**DIRECTIONS FOR THIS TASK**
Find every line in the records below that holds the word "JSON" and copy it.

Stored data
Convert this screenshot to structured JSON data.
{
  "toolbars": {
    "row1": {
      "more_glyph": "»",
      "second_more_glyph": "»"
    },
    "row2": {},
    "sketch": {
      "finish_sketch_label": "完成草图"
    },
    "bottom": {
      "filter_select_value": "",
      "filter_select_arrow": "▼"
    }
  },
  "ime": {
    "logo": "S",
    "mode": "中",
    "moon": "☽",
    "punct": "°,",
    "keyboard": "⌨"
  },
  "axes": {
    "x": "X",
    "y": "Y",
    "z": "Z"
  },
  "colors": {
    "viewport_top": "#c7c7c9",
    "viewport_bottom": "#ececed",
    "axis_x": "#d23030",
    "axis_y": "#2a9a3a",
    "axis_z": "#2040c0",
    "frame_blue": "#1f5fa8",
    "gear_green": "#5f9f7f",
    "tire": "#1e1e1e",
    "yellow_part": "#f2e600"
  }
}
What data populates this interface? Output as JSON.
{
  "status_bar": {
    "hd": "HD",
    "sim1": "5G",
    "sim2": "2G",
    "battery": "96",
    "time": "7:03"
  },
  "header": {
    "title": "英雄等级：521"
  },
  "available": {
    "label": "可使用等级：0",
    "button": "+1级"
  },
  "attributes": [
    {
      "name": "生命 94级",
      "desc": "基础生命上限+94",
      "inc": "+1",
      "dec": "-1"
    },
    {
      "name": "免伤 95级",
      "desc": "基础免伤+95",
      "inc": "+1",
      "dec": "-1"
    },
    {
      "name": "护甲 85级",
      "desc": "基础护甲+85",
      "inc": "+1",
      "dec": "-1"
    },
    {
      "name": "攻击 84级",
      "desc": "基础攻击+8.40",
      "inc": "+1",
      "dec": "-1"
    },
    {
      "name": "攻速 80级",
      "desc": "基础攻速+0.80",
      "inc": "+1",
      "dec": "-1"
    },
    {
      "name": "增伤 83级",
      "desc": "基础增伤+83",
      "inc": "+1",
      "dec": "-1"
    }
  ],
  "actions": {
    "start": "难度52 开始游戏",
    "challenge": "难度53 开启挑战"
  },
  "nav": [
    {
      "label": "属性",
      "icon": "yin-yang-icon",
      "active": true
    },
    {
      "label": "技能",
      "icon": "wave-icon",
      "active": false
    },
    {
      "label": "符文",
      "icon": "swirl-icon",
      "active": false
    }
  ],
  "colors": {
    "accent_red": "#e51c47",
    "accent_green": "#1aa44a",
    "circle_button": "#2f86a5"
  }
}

**WRITTEN RESPONSE**
Convert this screenshot to structured JSON data.
What data populates this interface? Output as JSON.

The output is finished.